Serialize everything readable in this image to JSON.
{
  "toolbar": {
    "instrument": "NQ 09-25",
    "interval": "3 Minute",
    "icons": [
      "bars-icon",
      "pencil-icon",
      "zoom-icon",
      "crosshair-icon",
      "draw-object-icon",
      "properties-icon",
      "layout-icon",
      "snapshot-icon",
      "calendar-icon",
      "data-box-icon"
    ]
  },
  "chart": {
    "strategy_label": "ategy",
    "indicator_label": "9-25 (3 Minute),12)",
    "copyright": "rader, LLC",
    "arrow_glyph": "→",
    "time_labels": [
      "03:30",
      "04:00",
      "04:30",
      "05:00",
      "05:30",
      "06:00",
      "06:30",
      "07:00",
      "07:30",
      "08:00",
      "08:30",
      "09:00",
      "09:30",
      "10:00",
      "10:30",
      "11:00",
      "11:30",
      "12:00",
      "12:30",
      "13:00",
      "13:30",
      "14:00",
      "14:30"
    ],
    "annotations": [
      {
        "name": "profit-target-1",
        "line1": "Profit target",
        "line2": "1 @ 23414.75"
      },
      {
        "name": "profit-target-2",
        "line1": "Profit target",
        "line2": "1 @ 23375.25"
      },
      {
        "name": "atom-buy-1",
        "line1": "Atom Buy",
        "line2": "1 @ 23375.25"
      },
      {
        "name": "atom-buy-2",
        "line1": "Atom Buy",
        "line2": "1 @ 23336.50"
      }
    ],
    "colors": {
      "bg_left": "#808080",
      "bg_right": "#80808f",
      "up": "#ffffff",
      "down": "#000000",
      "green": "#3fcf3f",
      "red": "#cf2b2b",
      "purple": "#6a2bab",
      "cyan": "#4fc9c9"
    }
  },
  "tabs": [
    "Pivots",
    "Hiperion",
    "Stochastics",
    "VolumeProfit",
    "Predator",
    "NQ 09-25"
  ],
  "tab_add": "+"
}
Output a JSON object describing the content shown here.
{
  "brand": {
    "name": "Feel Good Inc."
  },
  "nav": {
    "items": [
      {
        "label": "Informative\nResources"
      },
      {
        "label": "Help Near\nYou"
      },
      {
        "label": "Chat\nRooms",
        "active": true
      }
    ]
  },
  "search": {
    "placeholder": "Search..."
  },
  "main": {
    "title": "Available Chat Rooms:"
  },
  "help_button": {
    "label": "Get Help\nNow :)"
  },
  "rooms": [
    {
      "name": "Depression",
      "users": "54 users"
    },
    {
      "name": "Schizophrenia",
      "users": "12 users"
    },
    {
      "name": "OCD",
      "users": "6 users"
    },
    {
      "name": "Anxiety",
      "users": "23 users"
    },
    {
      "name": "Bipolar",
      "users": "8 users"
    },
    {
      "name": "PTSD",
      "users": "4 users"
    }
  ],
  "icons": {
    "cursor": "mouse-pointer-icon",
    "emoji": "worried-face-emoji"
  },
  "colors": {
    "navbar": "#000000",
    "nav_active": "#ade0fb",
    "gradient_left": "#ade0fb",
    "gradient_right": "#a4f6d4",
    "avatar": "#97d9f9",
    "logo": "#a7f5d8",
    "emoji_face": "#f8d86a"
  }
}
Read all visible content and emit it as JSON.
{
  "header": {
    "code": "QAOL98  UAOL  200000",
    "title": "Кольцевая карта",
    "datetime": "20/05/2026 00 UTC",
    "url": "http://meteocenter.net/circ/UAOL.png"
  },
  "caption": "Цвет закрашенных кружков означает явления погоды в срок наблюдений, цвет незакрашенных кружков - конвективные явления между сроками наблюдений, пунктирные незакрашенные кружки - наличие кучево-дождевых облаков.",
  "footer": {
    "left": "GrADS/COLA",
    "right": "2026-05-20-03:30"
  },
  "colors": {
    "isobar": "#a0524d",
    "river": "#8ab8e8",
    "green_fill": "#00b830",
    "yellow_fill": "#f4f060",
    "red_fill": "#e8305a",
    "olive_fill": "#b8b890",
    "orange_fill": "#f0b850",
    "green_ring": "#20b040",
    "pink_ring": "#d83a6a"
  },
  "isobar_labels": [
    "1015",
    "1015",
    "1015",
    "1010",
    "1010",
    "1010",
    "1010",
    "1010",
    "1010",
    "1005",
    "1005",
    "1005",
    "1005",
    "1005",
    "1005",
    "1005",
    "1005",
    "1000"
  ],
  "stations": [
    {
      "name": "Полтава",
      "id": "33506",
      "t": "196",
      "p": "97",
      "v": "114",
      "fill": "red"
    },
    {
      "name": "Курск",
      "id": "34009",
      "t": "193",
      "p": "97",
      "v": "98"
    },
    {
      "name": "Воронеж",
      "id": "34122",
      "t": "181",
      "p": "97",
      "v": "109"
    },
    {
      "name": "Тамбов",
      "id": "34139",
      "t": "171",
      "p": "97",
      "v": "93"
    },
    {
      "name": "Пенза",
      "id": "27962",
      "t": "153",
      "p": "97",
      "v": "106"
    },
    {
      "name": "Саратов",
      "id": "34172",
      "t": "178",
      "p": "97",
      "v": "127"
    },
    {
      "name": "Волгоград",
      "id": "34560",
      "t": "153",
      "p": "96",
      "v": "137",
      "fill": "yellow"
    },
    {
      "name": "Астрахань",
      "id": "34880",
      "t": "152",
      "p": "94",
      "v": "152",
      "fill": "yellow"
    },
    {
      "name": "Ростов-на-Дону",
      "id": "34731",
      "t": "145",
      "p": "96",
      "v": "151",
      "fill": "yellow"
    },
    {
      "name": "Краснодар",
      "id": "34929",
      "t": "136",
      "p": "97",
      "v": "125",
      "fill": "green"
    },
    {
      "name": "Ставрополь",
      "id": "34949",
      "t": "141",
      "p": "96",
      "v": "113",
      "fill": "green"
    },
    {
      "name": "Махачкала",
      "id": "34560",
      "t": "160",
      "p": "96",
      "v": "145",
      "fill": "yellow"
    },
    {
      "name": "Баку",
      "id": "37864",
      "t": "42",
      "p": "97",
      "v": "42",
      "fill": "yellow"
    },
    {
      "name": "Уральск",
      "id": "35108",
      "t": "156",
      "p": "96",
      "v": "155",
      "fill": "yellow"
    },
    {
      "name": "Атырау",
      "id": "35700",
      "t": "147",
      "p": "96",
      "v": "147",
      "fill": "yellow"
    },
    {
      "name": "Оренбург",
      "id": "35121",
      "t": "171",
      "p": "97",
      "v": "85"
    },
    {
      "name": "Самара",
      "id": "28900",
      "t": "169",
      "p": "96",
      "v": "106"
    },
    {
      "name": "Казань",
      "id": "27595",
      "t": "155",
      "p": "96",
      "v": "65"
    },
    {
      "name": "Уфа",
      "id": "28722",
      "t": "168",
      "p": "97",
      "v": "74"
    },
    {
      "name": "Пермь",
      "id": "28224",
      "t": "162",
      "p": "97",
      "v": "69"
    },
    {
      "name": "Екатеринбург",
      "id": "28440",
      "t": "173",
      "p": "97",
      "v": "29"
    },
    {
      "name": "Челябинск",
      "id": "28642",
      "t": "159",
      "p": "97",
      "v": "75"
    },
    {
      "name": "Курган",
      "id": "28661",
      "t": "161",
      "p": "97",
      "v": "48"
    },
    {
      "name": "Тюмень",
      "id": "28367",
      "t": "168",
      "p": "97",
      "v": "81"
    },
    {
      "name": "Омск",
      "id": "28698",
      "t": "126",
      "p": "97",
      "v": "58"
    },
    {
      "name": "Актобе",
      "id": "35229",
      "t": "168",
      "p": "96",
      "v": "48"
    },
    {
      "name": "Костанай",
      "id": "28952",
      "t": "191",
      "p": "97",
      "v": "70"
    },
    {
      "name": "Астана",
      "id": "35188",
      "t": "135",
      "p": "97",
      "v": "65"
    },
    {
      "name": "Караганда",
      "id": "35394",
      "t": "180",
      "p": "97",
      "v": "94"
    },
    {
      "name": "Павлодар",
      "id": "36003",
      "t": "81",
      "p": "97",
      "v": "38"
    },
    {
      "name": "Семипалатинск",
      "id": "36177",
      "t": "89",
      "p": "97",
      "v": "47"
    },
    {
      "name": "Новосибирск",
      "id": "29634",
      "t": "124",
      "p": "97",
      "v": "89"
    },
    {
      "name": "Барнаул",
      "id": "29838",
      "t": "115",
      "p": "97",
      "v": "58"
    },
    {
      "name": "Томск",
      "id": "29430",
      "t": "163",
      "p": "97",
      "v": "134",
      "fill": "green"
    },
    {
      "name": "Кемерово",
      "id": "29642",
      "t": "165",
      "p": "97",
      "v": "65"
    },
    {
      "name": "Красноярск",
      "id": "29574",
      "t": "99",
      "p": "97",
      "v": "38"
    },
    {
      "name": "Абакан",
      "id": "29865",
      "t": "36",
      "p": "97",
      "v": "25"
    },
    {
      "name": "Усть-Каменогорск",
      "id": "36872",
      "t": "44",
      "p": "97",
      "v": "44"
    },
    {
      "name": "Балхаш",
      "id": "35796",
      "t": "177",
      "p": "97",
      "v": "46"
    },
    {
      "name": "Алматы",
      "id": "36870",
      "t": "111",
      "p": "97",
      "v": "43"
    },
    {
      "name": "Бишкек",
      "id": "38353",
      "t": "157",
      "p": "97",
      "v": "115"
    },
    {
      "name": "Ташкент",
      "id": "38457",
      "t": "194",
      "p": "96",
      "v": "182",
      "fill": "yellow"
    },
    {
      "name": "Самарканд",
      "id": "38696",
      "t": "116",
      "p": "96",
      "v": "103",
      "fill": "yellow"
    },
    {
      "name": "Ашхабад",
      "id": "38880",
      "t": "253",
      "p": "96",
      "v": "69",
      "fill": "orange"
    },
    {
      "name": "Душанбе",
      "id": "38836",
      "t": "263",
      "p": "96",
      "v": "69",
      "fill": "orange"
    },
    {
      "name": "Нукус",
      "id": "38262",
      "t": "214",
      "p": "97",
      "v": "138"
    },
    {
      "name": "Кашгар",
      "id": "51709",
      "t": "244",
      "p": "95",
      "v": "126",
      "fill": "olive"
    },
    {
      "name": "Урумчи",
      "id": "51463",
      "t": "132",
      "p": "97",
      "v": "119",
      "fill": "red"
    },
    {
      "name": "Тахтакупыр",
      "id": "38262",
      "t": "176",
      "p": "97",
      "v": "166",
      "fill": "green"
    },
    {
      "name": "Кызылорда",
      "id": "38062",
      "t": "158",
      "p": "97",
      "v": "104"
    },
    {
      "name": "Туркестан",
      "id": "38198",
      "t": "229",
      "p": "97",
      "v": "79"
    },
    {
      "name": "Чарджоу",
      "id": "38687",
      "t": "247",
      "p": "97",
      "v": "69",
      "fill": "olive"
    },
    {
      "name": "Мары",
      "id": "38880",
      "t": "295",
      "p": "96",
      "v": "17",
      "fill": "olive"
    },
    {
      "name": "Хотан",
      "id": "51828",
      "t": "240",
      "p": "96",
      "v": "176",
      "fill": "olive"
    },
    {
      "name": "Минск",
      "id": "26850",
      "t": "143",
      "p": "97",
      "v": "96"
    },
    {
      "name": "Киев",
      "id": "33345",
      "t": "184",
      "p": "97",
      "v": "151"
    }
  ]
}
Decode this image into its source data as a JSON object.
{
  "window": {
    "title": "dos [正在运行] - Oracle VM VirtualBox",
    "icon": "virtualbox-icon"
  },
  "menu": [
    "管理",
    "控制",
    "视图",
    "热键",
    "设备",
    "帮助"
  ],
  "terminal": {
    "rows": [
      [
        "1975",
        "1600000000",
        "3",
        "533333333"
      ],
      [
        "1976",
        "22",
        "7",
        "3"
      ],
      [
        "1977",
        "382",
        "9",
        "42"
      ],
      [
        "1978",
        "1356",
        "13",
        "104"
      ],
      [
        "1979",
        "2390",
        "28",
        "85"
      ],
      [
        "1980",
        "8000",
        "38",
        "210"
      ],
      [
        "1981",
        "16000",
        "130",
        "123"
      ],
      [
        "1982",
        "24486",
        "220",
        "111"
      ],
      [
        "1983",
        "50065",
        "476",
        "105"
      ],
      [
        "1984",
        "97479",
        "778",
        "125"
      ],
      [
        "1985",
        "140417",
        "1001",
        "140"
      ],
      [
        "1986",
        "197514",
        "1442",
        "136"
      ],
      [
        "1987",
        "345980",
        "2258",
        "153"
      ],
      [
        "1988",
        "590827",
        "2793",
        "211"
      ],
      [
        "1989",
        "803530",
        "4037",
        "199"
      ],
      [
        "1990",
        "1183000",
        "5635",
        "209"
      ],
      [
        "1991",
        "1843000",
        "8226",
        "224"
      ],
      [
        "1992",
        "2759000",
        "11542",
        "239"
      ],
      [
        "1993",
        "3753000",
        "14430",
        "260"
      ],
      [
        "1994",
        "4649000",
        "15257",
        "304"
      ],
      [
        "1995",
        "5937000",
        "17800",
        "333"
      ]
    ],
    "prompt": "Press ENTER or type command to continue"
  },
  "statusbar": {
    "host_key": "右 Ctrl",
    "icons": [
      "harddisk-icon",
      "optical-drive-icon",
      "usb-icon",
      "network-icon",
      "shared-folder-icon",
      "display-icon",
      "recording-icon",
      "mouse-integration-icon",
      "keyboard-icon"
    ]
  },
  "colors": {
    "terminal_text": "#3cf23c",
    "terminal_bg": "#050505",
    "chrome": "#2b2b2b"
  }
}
* * * * * * * * *
= What to work on =
What number of lines in the records contain the word "title"? Answer with that number alone.

= The solution =
3